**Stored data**

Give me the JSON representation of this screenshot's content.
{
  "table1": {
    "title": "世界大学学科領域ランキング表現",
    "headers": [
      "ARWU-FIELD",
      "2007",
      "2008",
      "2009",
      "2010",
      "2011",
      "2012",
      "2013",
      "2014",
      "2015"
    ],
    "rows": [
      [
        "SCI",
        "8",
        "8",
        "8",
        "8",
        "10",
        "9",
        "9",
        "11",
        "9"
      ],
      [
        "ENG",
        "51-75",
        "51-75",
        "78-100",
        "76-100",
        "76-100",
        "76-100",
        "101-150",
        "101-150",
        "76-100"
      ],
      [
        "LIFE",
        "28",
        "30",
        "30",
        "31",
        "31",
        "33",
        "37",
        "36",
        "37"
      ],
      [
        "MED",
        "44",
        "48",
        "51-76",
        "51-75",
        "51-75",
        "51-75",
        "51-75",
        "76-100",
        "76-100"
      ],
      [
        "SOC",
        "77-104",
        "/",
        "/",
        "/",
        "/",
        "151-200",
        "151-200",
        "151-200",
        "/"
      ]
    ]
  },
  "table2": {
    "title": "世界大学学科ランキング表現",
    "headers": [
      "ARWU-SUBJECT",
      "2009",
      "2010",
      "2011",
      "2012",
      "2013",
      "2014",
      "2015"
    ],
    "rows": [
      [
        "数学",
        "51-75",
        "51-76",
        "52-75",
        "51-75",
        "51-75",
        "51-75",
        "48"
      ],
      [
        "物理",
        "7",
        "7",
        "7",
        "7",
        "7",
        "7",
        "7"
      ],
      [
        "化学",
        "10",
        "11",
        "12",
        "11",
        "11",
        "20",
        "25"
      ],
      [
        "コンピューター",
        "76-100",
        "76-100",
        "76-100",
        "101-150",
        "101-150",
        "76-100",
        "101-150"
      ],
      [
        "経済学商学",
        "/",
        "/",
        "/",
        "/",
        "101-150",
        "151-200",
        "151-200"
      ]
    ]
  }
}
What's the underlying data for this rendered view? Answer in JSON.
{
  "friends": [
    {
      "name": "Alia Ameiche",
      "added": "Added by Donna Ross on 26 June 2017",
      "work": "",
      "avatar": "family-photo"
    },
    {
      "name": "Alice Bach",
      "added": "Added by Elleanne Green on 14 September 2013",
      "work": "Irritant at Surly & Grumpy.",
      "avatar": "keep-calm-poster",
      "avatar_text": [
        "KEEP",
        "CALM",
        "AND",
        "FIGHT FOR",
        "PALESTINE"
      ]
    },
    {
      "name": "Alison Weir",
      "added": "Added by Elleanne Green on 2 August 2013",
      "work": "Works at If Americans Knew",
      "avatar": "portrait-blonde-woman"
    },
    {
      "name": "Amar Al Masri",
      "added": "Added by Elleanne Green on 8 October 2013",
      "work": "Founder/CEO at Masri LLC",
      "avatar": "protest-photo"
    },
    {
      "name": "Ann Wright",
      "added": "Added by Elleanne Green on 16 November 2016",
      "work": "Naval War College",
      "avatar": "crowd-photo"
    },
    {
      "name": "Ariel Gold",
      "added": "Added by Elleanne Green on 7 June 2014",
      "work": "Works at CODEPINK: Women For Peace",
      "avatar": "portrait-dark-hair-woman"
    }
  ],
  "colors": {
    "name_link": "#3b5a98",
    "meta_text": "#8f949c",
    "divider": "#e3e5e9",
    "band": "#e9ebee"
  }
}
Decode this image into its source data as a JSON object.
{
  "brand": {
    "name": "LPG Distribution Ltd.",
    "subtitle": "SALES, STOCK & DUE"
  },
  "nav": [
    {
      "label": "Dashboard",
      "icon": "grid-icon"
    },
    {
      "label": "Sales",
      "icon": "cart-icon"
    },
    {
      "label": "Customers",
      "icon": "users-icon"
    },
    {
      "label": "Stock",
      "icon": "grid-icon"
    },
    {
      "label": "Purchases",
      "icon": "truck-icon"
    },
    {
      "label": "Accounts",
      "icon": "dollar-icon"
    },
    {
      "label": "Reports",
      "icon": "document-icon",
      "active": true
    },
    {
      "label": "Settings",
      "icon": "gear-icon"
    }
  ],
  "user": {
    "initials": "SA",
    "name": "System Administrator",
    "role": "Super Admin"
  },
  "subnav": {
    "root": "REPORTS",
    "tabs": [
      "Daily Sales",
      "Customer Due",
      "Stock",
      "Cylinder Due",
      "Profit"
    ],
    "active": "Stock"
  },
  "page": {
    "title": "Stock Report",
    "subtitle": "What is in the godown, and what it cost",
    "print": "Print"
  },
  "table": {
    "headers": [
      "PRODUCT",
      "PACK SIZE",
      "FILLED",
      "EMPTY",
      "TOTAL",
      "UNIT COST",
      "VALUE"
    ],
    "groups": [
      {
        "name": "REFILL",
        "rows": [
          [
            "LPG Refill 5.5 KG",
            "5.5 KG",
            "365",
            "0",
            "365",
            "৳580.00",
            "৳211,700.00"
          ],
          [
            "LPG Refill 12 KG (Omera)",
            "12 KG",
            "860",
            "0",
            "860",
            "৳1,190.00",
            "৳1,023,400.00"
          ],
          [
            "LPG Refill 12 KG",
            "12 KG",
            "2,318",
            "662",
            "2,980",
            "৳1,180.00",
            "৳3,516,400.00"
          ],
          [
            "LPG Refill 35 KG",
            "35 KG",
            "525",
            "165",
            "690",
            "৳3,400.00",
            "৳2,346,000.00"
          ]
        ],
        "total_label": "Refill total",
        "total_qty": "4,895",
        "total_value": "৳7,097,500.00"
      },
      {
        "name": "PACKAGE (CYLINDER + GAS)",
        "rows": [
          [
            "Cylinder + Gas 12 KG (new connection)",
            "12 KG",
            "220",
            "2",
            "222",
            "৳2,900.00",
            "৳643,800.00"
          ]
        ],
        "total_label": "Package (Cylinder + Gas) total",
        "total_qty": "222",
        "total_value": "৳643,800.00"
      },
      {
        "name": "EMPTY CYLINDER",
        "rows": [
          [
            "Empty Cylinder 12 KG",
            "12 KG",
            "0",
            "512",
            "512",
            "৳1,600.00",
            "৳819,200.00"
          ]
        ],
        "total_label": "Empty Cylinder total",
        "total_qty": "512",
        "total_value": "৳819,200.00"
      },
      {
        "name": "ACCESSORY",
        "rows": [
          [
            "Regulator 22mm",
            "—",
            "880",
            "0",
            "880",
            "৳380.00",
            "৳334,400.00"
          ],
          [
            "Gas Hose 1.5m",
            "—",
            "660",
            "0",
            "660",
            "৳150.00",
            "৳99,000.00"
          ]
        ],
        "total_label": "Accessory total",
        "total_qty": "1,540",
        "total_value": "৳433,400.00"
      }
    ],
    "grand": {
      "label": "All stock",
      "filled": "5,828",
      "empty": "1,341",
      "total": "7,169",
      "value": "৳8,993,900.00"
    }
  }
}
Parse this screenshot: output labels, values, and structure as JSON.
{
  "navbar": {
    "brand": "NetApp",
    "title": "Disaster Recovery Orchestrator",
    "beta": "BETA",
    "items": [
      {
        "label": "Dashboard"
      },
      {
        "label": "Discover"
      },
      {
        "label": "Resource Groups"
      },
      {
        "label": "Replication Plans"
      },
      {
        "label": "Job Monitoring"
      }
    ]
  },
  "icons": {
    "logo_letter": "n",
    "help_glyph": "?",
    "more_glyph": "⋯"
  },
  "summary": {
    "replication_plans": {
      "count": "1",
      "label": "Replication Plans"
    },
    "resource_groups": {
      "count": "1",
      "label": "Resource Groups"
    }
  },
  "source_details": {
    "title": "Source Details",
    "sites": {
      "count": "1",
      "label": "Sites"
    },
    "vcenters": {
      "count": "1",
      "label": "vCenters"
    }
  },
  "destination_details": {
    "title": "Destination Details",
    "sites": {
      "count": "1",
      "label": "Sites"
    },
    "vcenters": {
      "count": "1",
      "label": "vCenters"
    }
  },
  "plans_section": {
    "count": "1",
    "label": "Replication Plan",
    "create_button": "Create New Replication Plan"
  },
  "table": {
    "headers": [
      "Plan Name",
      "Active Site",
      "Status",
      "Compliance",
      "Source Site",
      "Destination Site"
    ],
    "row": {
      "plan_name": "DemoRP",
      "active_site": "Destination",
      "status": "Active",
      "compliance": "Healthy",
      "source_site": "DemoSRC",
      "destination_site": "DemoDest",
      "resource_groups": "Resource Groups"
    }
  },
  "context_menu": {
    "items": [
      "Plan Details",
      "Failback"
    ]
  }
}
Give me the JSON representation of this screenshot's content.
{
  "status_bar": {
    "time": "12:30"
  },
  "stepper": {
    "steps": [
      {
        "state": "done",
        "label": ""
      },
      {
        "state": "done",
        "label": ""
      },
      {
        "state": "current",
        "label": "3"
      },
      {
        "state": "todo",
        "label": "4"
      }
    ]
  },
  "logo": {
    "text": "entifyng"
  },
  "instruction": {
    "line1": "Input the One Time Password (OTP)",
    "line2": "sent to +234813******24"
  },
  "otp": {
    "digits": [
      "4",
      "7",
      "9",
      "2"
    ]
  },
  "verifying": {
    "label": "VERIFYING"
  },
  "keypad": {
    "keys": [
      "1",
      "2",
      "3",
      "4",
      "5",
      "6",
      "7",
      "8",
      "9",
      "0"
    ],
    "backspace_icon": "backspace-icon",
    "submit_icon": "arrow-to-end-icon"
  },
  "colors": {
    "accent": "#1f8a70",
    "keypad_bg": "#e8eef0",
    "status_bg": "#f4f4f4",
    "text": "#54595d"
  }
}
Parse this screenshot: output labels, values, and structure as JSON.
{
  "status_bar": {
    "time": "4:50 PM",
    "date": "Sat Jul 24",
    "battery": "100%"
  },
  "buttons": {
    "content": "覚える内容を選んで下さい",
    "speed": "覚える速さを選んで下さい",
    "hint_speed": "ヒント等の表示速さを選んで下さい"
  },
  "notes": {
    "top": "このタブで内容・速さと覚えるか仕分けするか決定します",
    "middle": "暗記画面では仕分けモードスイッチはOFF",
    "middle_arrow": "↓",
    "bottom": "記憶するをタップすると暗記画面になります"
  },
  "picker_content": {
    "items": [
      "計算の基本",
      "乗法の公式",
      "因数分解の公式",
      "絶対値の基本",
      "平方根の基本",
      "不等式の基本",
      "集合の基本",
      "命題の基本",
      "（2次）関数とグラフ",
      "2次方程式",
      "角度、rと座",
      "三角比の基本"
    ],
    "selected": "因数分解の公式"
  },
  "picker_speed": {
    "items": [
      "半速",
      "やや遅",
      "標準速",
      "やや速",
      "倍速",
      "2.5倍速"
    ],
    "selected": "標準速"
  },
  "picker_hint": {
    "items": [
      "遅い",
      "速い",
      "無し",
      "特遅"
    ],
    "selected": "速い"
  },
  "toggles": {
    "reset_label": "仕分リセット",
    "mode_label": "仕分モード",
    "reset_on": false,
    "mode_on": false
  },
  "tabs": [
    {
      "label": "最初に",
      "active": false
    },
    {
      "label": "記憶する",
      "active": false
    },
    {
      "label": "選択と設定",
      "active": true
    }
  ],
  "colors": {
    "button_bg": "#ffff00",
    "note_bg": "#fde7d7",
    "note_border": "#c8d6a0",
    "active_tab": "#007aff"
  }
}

**Task statement**
Find all the lines containing "selected" in the material, then copy them.

**Final result**
    "selected": "因数分解の公式"
    "selected": "標準速"
    "selected": "速い"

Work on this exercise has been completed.